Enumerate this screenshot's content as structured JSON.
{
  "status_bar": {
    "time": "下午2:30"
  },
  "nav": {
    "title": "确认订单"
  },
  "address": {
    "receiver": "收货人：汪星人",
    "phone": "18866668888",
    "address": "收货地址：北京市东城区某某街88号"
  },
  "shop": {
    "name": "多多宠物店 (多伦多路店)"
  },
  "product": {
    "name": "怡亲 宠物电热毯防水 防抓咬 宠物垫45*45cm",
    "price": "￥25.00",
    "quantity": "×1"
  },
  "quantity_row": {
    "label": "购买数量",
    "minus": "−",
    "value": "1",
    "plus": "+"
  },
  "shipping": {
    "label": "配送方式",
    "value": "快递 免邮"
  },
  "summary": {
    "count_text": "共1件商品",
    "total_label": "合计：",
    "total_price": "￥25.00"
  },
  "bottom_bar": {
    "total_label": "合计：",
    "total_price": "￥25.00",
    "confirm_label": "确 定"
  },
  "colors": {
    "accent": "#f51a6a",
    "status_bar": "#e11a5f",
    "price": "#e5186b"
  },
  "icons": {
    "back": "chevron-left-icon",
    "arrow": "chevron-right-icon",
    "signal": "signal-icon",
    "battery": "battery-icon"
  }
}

------------------------------------------------

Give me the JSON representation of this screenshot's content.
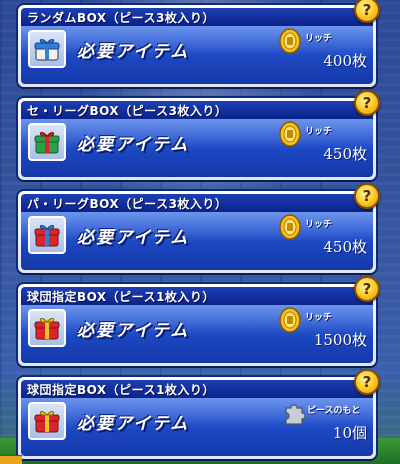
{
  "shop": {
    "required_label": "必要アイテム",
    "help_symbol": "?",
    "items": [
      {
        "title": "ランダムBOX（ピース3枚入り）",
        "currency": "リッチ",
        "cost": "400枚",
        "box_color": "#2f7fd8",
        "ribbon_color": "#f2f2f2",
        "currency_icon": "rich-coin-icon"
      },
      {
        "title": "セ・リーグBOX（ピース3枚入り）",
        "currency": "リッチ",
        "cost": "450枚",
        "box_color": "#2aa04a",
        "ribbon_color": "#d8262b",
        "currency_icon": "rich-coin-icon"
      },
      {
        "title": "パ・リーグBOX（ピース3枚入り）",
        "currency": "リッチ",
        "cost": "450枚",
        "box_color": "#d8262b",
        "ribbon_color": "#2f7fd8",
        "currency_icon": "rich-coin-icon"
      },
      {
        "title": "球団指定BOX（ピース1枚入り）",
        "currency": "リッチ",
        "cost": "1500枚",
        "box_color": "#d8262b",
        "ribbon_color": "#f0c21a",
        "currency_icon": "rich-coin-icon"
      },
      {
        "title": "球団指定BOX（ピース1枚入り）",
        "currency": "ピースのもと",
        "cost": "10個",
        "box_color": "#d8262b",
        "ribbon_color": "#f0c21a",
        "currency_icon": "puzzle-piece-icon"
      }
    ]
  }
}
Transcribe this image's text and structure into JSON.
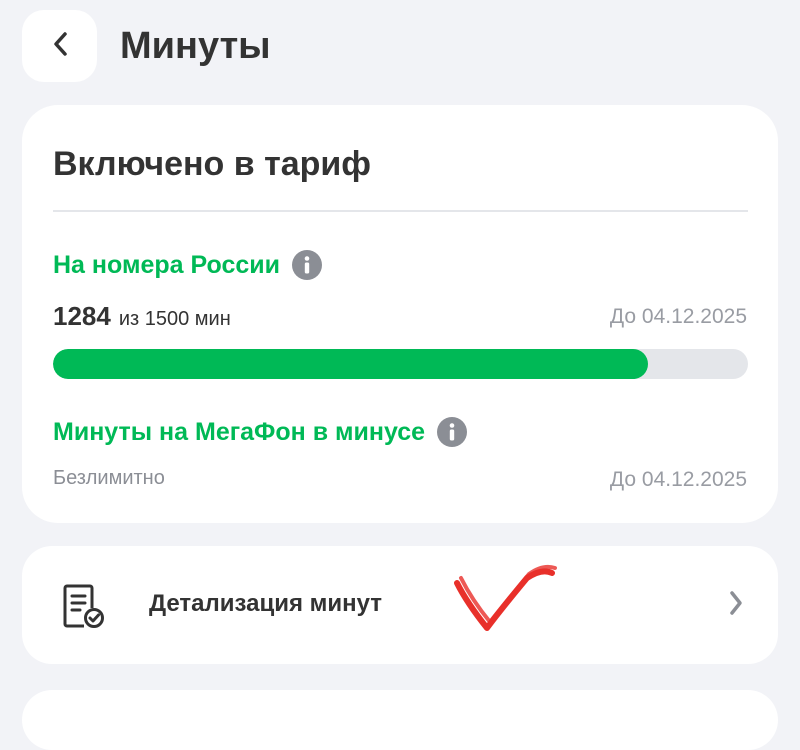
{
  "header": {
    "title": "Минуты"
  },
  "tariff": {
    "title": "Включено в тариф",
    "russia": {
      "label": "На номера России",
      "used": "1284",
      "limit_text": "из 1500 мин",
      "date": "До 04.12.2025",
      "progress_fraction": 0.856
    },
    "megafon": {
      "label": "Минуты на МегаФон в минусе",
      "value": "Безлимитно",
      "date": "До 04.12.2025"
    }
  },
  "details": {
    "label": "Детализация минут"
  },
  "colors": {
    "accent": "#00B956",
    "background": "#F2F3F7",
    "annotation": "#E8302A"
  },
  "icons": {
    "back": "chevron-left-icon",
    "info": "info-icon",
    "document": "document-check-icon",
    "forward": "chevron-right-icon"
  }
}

------------------------------------------------

Read the data above. Pull out each line in which the string "chevron" appears.

    "back": "chevron-left-icon",
    "arrow": "chevron-right-icon",
    "back": "chevron-left-icon",
    "forward": "chevron-right-icon"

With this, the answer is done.